Figure collection entries:
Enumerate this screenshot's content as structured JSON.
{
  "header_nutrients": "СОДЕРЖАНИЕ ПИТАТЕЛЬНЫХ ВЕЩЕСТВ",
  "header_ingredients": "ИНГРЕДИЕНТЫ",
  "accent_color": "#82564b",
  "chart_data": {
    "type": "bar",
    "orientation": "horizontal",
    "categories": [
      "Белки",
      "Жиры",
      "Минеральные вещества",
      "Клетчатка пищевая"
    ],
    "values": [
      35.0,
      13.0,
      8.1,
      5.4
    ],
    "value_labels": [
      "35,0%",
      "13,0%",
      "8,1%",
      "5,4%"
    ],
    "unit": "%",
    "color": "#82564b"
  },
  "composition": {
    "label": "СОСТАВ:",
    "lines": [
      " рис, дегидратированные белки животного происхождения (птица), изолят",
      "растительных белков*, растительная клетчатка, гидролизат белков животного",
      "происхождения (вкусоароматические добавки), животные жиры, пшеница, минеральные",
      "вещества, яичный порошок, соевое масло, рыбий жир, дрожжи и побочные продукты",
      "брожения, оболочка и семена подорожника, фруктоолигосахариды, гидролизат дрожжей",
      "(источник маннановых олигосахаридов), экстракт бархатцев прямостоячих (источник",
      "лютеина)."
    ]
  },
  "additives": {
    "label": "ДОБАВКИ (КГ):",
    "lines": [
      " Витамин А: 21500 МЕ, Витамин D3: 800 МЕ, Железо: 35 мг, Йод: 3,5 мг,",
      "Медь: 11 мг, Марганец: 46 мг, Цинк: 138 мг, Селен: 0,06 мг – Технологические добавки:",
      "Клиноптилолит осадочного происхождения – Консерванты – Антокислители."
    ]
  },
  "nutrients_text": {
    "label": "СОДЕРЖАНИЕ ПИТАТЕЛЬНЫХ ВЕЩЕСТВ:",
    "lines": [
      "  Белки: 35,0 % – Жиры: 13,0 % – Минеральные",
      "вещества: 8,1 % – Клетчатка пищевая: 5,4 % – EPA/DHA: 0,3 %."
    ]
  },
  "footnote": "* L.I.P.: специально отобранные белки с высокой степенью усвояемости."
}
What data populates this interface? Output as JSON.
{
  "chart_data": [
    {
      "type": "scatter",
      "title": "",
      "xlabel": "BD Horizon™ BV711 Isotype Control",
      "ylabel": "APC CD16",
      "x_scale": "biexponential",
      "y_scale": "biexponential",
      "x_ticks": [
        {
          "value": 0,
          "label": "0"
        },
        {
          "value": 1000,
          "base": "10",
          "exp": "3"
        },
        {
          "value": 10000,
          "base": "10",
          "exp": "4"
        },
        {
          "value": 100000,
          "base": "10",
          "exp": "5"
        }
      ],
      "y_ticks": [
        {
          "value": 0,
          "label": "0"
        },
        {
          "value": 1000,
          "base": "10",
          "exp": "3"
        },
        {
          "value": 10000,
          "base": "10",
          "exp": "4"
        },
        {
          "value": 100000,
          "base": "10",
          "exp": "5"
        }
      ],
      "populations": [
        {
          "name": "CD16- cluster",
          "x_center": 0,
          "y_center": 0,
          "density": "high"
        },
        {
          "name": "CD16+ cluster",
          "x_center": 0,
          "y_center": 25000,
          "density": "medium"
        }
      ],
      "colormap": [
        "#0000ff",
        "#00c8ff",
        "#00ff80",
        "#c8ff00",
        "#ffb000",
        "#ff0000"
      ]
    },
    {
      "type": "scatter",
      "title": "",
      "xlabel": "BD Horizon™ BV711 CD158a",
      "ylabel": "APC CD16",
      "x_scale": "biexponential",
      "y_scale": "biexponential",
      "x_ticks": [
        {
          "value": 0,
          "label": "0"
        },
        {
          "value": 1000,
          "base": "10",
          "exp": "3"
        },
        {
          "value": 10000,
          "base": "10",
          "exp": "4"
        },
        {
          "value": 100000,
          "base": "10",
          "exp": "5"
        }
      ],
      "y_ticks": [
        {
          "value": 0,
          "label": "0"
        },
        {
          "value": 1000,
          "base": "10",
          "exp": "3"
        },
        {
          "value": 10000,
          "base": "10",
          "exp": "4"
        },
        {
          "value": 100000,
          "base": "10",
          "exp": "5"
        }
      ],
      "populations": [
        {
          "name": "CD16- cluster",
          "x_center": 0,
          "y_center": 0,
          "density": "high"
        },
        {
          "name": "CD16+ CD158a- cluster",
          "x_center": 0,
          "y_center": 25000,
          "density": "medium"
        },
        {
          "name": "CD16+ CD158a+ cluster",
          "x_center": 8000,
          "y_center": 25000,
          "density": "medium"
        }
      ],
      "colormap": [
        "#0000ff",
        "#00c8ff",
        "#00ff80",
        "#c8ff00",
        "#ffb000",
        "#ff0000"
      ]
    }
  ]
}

_Task prompt:_
Reproduce every line above without error.

_The output:_
Enumerate this screenshot's content as structured JSON.
{
  "header_nutrients": "СОДЕРЖАНИЕ ПИТАТЕЛЬНЫХ ВЕЩЕСТВ",
  "header_ingredients": "ИНГРЕДИЕНТЫ",
  "accent_color": "#82564b",
  "chart_data": {
    "type": "bar",
    "orientation": "horizontal",
    "categories": [
      "Белки",
      "Жиры",
      "Минеральные вещества",
      "Клетчатка пищевая"
    ],
    "values": [
      35.0,
      13.0,
      8.1,
      5.4
    ],
    "value_labels": [
      "35,0%",
      "13,0%",
      "8,1%",
      "5,4%"
    ],
    "unit": "%",
    "color": "#82564b"
  },
  "composition": {
    "label": "СОСТАВ:",
    "lines": [
      " рис, дегидратированные белки животного происхождения (птица), изолят",
      "растительных белков*, растительная клетчатка, гидролизат белков животного",
      "происхождения (вкусоароматические добавки), животные жиры, пшеница, минеральные",
      "вещества, яичный порошок, соевое масло, рыбий жир, дрожжи и побочные продукты",
      "брожения, оболочка и семена подорожника, фруктоолигосахариды, гидролизат дрожжей",
      "(источник маннановых олигосахаридов), экстракт бархатцев прямостоячих (источник",
      "лютеина)."
    ]
  },
  "additives": {
    "label": "ДОБАВКИ (КГ):",
    "lines": [
      " Витамин А: 21500 МЕ, Витамин D3: 800 МЕ, Железо: 35 мг, Йод: 3,5 мг,",
      "Медь: 11 мг, Марганец: 46 мг, Цинк: 138 мг, Селен: 0,06 мг – Технологические добавки:",
      "Клиноптилолит осадочного происхождения – Консерванты – Антокислители."
    ]
  },
  "nutrients_text": {
    "label": "СОДЕРЖАНИЕ ПИТАТЕЛЬНЫХ ВЕЩЕСТВ:",
    "lines": [
      "  Белки: 35,0 % – Жиры: 13,0 % – Минеральные",
      "вещества: 8,1 % – Клетчатка пищевая: 5,4 % – EPA/DHA: 0,3 %."
    ]
  },
  "footnote": "* L.I.P.: специально отобранные белки с высокой степенью усвояемости."
}
What data populates this interface? Output as JSON.
{
  "chart_data": [
    {
      "type": "scatter",
      "title": "",
      "xlabel": "BD Horizon™ BV711 Isotype Control",
      "ylabel": "APC CD16",
      "x_scale": "biexponential",
      "y_scale": "biexponential",
      "x_ticks": [
        {
          "value": 0,
          "label": "0"
        },
        {
          "value": 1000,
          "base": "10",
          "exp": "3"
        },
        {
          "value": 10000,
          "base": "10",
          "exp": "4"
        },
        {
          "value": 100000,
          "base": "10",
          "exp": "5"
        }
      ],
      "y_ticks": [
        {
          "value": 0,
          "label": "0"
        },
        {
          "value": 1000,
          "base": "10",
          "exp": "3"
        },
        {
          "value": 10000,
          "base": "10",
          "exp": "4"
        },
        {
          "value": 100000,
          "base": "10",
          "exp": "5"
        }
      ],
      "populations": [
        {
          "name": "CD16- cluster",
          "x_center": 0,
          "y_center": 0,
          "density": "high"
        },
        {
          "name": "CD16+ cluster",
          "x_center": 0,
          "y_center": 25000,
          "density": "medium"
        }
      ],
      "colormap": [
        "#0000ff",
        "#00c8ff",
        "#00ff80",
        "#c8ff00",
        "#ffb000",
        "#ff0000"
      ]
    },
    {
      "type": "scatter",
      "title": "",
      "xlabel": "BD Horizon™ BV711 CD158a",
      "ylabel": "APC CD16",
      "x_scale": "biexponential",
      "y_scale": "biexponential",
      "x_ticks": [
        {
          "value": 0,
          "label": "0"
        },
        {
          "value": 1000,
          "base": "10",
          "exp": "3"
        },
        {
          "value": 10000,
          "base": "10",
          "exp": "4"
        },
        {
          "value": 100000,
          "base": "10",
          "exp": "5"
        }
      ],
      "y_ticks": [
        {
          "value": 0,
          "label": "0"
        },
        {
          "value": 1000,
          "base": "10",
          "exp": "3"
        },
        {
          "value": 10000,
          "base": "10",
          "exp": "4"
        },
        {
          "value": 100000,
          "base": "10",
          "exp": "5"
        }
      ],
      "populations": [
        {
          "name": "CD16- cluster",
          "x_center": 0,
          "y_center": 0,
          "density": "high"
        },
        {
          "name": "CD16+ CD158a- cluster",
          "x_center": 0,
          "y_center": 25000,
          "density": "medium"
        },
        {
          "name": "CD16+ CD158a+ cluster",
          "x_center": 8000,
          "y_center": 25000,
          "density": "medium"
        }
      ],
      "colormap": [
        "#0000ff",
        "#00c8ff",
        "#00ff80",
        "#c8ff00",
        "#ffb000",
        "#ff0000"
      ]
    }
  ]
}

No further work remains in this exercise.